Work to complete
Your task is to copy the listing exactly. Drop any pictures from the copy.

Data provided

-----

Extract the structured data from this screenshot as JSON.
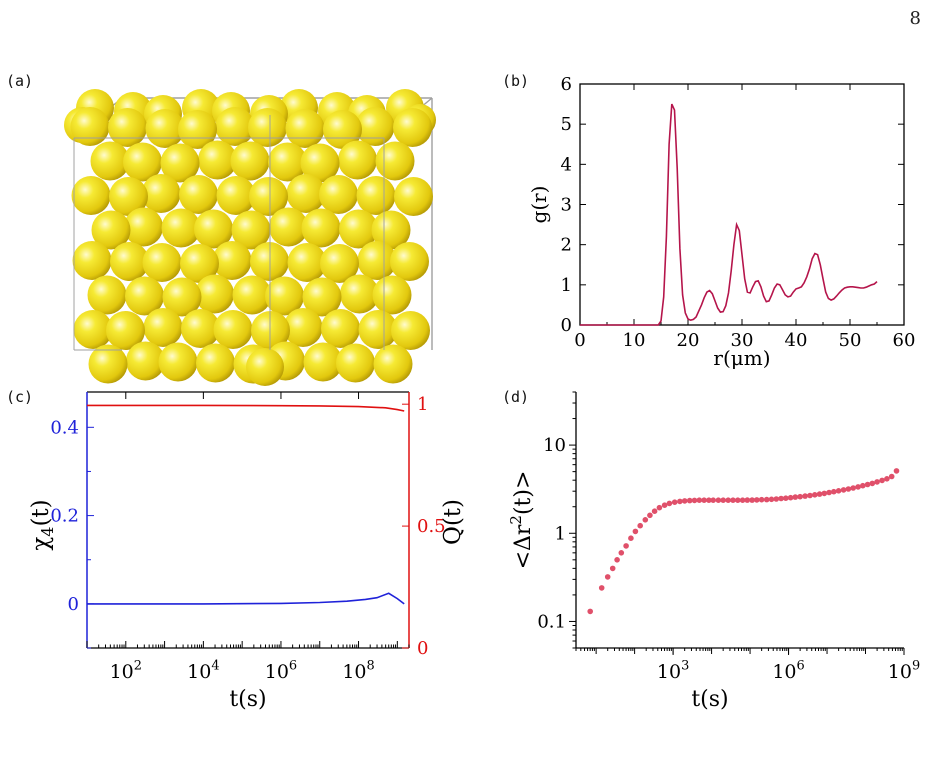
{
  "page": {
    "number": "8"
  },
  "panels": {
    "a": "(a)",
    "b": "(b)",
    "c": "(c)",
    "d": "(d)"
  },
  "colors": {
    "sphere": "#f2e21e",
    "gr_line": "#b5154b",
    "chi_line": "#1f22d9",
    "q_line": "#e01010",
    "msd_points": "#e0506a",
    "axes": "#000000"
  },
  "chart_data": [
    {
      "panel": "a",
      "type": "other",
      "description_visual": "3D rendering of packed yellow spheres in a box",
      "sphere_color": "#f2e21e",
      "box_color": "#a0a0a0"
    },
    {
      "panel": "b",
      "type": "line",
      "xlabel": "r(μm)",
      "ylabel": "g(r)",
      "xlim": [
        0,
        60
      ],
      "ylim": [
        0,
        6
      ],
      "xticks": [
        "0",
        "10",
        "20",
        "30",
        "40",
        "50",
        "60"
      ],
      "yticks": [
        "0",
        "1",
        "2",
        "3",
        "4",
        "5",
        "6"
      ],
      "series": [
        {
          "color": "#b5154b",
          "x": [
            0,
            14.5,
            15.0,
            15.5,
            16.0,
            16.5,
            17.0,
            17.5,
            18.0,
            18.5,
            19.0,
            19.5,
            20.0,
            20.5,
            21.0,
            21.5,
            22.0,
            22.5,
            23.0,
            23.5,
            24.0,
            24.5,
            25.0,
            25.5,
            26.0,
            26.5,
            27.0,
            27.5,
            28.0,
            28.5,
            29.0,
            29.5,
            30.0,
            30.5,
            31.0,
            31.5,
            32.0,
            32.5,
            33.0,
            33.5,
            34.0,
            34.5,
            35.0,
            35.5,
            36.0,
            36.5,
            37.0,
            37.5,
            38.0,
            38.5,
            39.0,
            39.5,
            40.0,
            40.5,
            41.0,
            41.5,
            42.0,
            42.5,
            43.0,
            43.5,
            44.0,
            44.5,
            45.0,
            45.5,
            46.0,
            46.5,
            47.0,
            47.5,
            48.0,
            48.5,
            49.0,
            49.5,
            50.0,
            50.5,
            51.0,
            51.5,
            52.0,
            52.5,
            53.0,
            53.5,
            54.0,
            54.5,
            55.0
          ],
          "y": [
            0,
            0,
            0.1,
            0.7,
            2.2,
            4.5,
            5.5,
            5.35,
            3.9,
            1.9,
            0.75,
            0.3,
            0.15,
            0.12,
            0.14,
            0.2,
            0.35,
            0.5,
            0.68,
            0.82,
            0.86,
            0.78,
            0.6,
            0.42,
            0.32,
            0.33,
            0.48,
            0.8,
            1.35,
            2.0,
            2.5,
            2.35,
            1.75,
            1.15,
            0.82,
            0.8,
            0.95,
            1.08,
            1.1,
            0.95,
            0.72,
            0.58,
            0.6,
            0.75,
            0.92,
            1.02,
            1.0,
            0.88,
            0.75,
            0.7,
            0.72,
            0.82,
            0.9,
            0.92,
            0.95,
            1.05,
            1.2,
            1.4,
            1.65,
            1.78,
            1.75,
            1.5,
            1.15,
            0.82,
            0.66,
            0.62,
            0.65,
            0.72,
            0.8,
            0.87,
            0.92,
            0.94,
            0.95,
            0.95,
            0.94,
            0.93,
            0.92,
            0.92,
            0.94,
            0.97,
            1.0,
            1.02,
            1.08
          ]
        }
      ]
    },
    {
      "panel": "c",
      "type": "line",
      "xlabel": "t(s)",
      "ylabel_left": "χ4(t)",
      "ylabel_right": "Q(t)",
      "x_scale": "log",
      "xlim": [
        10,
        2000000000
      ],
      "ylim_left": [
        -0.1,
        0.48
      ],
      "ylim_right": [
        0,
        1.05
      ],
      "xticks": [
        {
          "base": "10",
          "exp": "2",
          "v": 100
        },
        {
          "base": "10",
          "exp": "4",
          "v": 10000
        },
        {
          "base": "10",
          "exp": "6",
          "v": 1000000
        },
        {
          "base": "10",
          "exp": "8",
          "v": 100000000
        }
      ],
      "yticks_left": [
        "0",
        "0.2",
        "0.4"
      ],
      "yticks_left_values": [
        0,
        0.2,
        0.4
      ],
      "yticks_right": [
        "0",
        "0.5",
        "1"
      ],
      "yticks_right_values": [
        0,
        0.5,
        1
      ],
      "series": [
        {
          "axis": "right",
          "color": "#e01010",
          "x": [
            10,
            100,
            10000,
            1000000,
            10000000,
            100000000,
            500000000,
            1000000000,
            1500000000
          ],
          "y": [
            0.995,
            0.995,
            0.995,
            0.994,
            0.993,
            0.99,
            0.985,
            0.978,
            0.972
          ]
        },
        {
          "axis": "left",
          "color": "#1f22d9",
          "x": [
            10,
            100,
            10000,
            1000000,
            10000000,
            50000000,
            150000000,
            300000000,
            600000000,
            1000000000,
            1500000000
          ],
          "y": [
            0.0,
            0.0,
            0.0,
            0.001,
            0.003,
            0.006,
            0.01,
            0.014,
            0.024,
            0.012,
            0.0
          ]
        }
      ]
    },
    {
      "panel": "d",
      "type": "scatter",
      "xlabel": "t(s)",
      "ylabel": "<Δr²(t)>",
      "x_scale": "log",
      "y_scale": "log",
      "xlim": [
        3,
        1000000000
      ],
      "ylim": [
        0.05,
        40
      ],
      "xticks": [
        {
          "base": "10",
          "exp": "3",
          "v": 1000
        },
        {
          "base": "10",
          "exp": "6",
          "v": 1000000
        },
        {
          "base": "10",
          "exp": "9",
          "v": 1000000000
        }
      ],
      "yticks": [
        "0.1",
        "1",
        "10"
      ],
      "yticks_values": [
        0.1,
        1,
        10
      ],
      "series": [
        {
          "color": "#e0506a",
          "x": [
            7,
            14,
            20,
            27,
            35,
            45,
            60,
            80,
            105,
            140,
            190,
            250,
            330,
            440,
            600,
            800,
            1100,
            1500,
            2000,
            2700,
            3600,
            4800,
            6400,
            8500,
            11000,
            15000,
            20000,
            27000,
            36000,
            48000,
            64000,
            85000,
            113000,
            150000,
            200000,
            270000,
            360000,
            480000,
            640000,
            850000,
            1130000,
            1500000,
            2000000,
            2700000,
            3600000,
            4800000,
            6400000,
            8500000,
            11300000,
            15000000,
            20000000,
            27000000,
            36000000,
            48000000,
            64000000,
            85000000,
            113000000,
            150000000,
            200000000,
            270000000,
            360000000,
            480000000,
            640000000
          ],
          "y": [
            0.13,
            0.24,
            0.32,
            0.4,
            0.5,
            0.6,
            0.72,
            0.88,
            1.05,
            1.22,
            1.42,
            1.6,
            1.78,
            1.95,
            2.08,
            2.18,
            2.25,
            2.3,
            2.33,
            2.35,
            2.36,
            2.37,
            2.37,
            2.37,
            2.37,
            2.37,
            2.37,
            2.37,
            2.37,
            2.37,
            2.37,
            2.38,
            2.38,
            2.39,
            2.4,
            2.41,
            2.43,
            2.45,
            2.48,
            2.5,
            2.53,
            2.57,
            2.6,
            2.64,
            2.68,
            2.73,
            2.78,
            2.83,
            2.9,
            2.96,
            3.03,
            3.1,
            3.18,
            3.26,
            3.36,
            3.46,
            3.57,
            3.68,
            3.82,
            3.98,
            4.15,
            4.4,
            5.1
          ]
        }
      ]
    }
  ]
}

-----

Solution to this exercise
Extract the structured data from this screenshot as JSON.
{
  "page": {
    "number": "8"
  },
  "panels": {
    "a": "(a)",
    "b": "(b)",
    "c": "(c)",
    "d": "(d)"
  },
  "colors": {
    "sphere": "#f2e21e",
    "gr_line": "#b5154b",
    "chi_line": "#1f22d9",
    "q_line": "#e01010",
    "msd_points": "#e0506a",
    "axes": "#000000"
  },
  "chart_data": [
    {
      "panel": "a",
      "type": "other",
      "description_visual": "3D rendering of packed yellow spheres in a box",
      "sphere_color": "#f2e21e",
      "box_color": "#a0a0a0"
    },
    {
      "panel": "b",
      "type": "line",
      "xlabel": "r(μm)",
      "ylabel": "g(r)",
      "xlim": [
        0,
        60
      ],
      "ylim": [
        0,
        6
      ],
      "xticks": [
        "0",
        "10",
        "20",
        "30",
        "40",
        "50",
        "60"
      ],
      "yticks": [
        "0",
        "1",
        "2",
        "3",
        "4",
        "5",
        "6"
      ],
      "series": [
        {
          "color": "#b5154b",
          "x": [
            0,
            14.5,
            15.0,
            15.5,
            16.0,
            16.5,
            17.0,
            17.5,
            18.0,
            18.5,
            19.0,
            19.5,
            20.0,
            20.5,
            21.0,
            21.5,
            22.0,
            22.5,
            23.0,
            23.5,
            24.0,
            24.5,
            25.0,
            25.5,
            26.0,
            26.5,
            27.0,
            27.5,
            28.0,
            28.5,
            29.0,
            29.5,
            30.0,
            30.5,
            31.0,
            31.5,
            32.0,
            32.5,
            33.0,
            33.5,
            34.0,
            34.5,
            35.0,
            35.5,
            36.0,
            36.5,
            37.0,
            37.5,
            38.0,
            38.5,
            39.0,
            39.5,
            40.0,
            40.5,
            41.0,
            41.5,
            42.0,
            42.5,
            43.0,
            43.5,
            44.0,
            44.5,
            45.0,
            45.5,
            46.0,
            46.5,
            47.0,
            47.5,
            48.0,
            48.5,
            49.0,
            49.5,
            50.0,
            50.5,
            51.0,
            51.5,
            52.0,
            52.5,
            53.0,
            53.5,
            54.0,
            54.5,
            55.0
          ],
          "y": [
            0,
            0,
            0.1,
            0.7,
            2.2,
            4.5,
            5.5,
            5.35,
            3.9,
            1.9,
            0.75,
            0.3,
            0.15,
            0.12,
            0.14,
            0.2,
            0.35,
            0.5,
            0.68,
            0.82,
            0.86,
            0.78,
            0.6,
            0.42,
            0.32,
            0.33,
            0.48,
            0.8,
            1.35,
            2.0,
            2.5,
            2.35,
            1.75,
            1.15,
            0.82,
            0.8,
            0.95,
            1.08,
            1.1,
            0.95,
            0.72,
            0.58,
            0.6,
            0.75,
            0.92,
            1.02,
            1.0,
            0.88,
            0.75,
            0.7,
            0.72,
            0.82,
            0.9,
            0.92,
            0.95,
            1.05,
            1.2,
            1.4,
            1.65,
            1.78,
            1.75,
            1.5,
            1.15,
            0.82,
            0.66,
            0.62,
            0.65,
            0.72,
            0.8,
            0.87,
            0.92,
            0.94,
            0.95,
            0.95,
            0.94,
            0.93,
            0.92,
            0.92,
            0.94,
            0.97,
            1.0,
            1.02,
            1.08
          ]
        }
      ]
    },
    {
      "panel": "c",
      "type": "line",
      "xlabel": "t(s)",
      "ylabel_left": "χ4(t)",
      "ylabel_right": "Q(t)",
      "x_scale": "log",
      "xlim": [
        10,
        2000000000
      ],
      "ylim_left": [
        -0.1,
        0.48
      ],
      "ylim_right": [
        0,
        1.05
      ],
      "xticks": [
        {
          "base": "10",
          "exp": "2",
          "v": 100
        },
        {
          "base": "10",
          "exp": "4",
          "v": 10000
        },
        {
          "base": "10",
          "exp": "6",
          "v": 1000000
        },
        {
          "base": "10",
          "exp": "8",
          "v": 100000000
        }
      ],
      "yticks_left": [
        "0",
        "0.2",
        "0.4"
      ],
      "yticks_left_values": [
        0,
        0.2,
        0.4
      ],
      "yticks_right": [
        "0",
        "0.5",
        "1"
      ],
      "yticks_right_values": [
        0,
        0.5,
        1
      ],
      "series": [
        {
          "axis": "right",
          "color": "#e01010",
          "x": [
            10,
            100,
            10000,
            1000000,
            10000000,
            100000000,
            500000000,
            1000000000,
            1500000000
          ],
          "y": [
            0.995,
            0.995,
            0.995,
            0.994,
            0.993,
            0.99,
            0.985,
            0.978,
            0.972
          ]
        },
        {
          "axis": "left",
          "color": "#1f22d9",
          "x": [
            10,
            100,
            10000,
            1000000,
            10000000,
            50000000,
            150000000,
            300000000,
            600000000,
            1000000000,
            1500000000
          ],
          "y": [
            0.0,
            0.0,
            0.0,
            0.001,
            0.003,
            0.006,
            0.01,
            0.014,
            0.024,
            0.012,
            0.0
          ]
        }
      ]
    },
    {
      "panel": "d",
      "type": "scatter",
      "xlabel": "t(s)",
      "ylabel": "<Δr²(t)>",
      "x_scale": "log",
      "y_scale": "log",
      "xlim": [
        3,
        1000000000
      ],
      "ylim": [
        0.05,
        40
      ],
      "xticks": [
        {
          "base": "10",
          "exp": "3",
          "v": 1000
        },
        {
          "base": "10",
          "exp": "6",
          "v": 1000000
        },
        {
          "base": "10",
          "exp": "9",
          "v": 1000000000
        }
      ],
      "yticks": [
        "0.1",
        "1",
        "10"
      ],
      "yticks_values": [
        0.1,
        1,
        10
      ],
      "series": [
        {
          "color": "#e0506a",
          "x": [
            7,
            14,
            20,
            27,
            35,
            45,
            60,
            80,
            105,
            140,
            190,
            250,
            330,
            440,
            600,
            800,
            1100,
            1500,
            2000,
            2700,
            3600,
            4800,
            6400,
            8500,
            11000,
            15000,
            20000,
            27000,
            36000,
            48000,
            64000,
            85000,
            113000,
            150000,
            200000,
            270000,
            360000,
            480000,
            640000,
            850000,
            1130000,
            1500000,
            2000000,
            2700000,
            3600000,
            4800000,
            6400000,
            8500000,
            11300000,
            15000000,
            20000000,
            27000000,
            36000000,
            48000000,
            64000000,
            85000000,
            113000000,
            150000000,
            200000000,
            270000000,
            360000000,
            480000000,
            640000000
          ],
          "y": [
            0.13,
            0.24,
            0.32,
            0.4,
            0.5,
            0.6,
            0.72,
            0.88,
            1.05,
            1.22,
            1.42,
            1.6,
            1.78,
            1.95,
            2.08,
            2.18,
            2.25,
            2.3,
            2.33,
            2.35,
            2.36,
            2.37,
            2.37,
            2.37,
            2.37,
            2.37,
            2.37,
            2.37,
            2.37,
            2.37,
            2.37,
            2.38,
            2.38,
            2.39,
            2.4,
            2.41,
            2.43,
            2.45,
            2.48,
            2.5,
            2.53,
            2.57,
            2.6,
            2.64,
            2.68,
            2.73,
            2.78,
            2.83,
            2.9,
            2.96,
            3.03,
            3.1,
            3.18,
            3.26,
            3.36,
            3.46,
            3.57,
            3.68,
            3.82,
            3.98,
            4.15,
            4.4,
            5.1
          ]
        }
      ]
    }
  ]
}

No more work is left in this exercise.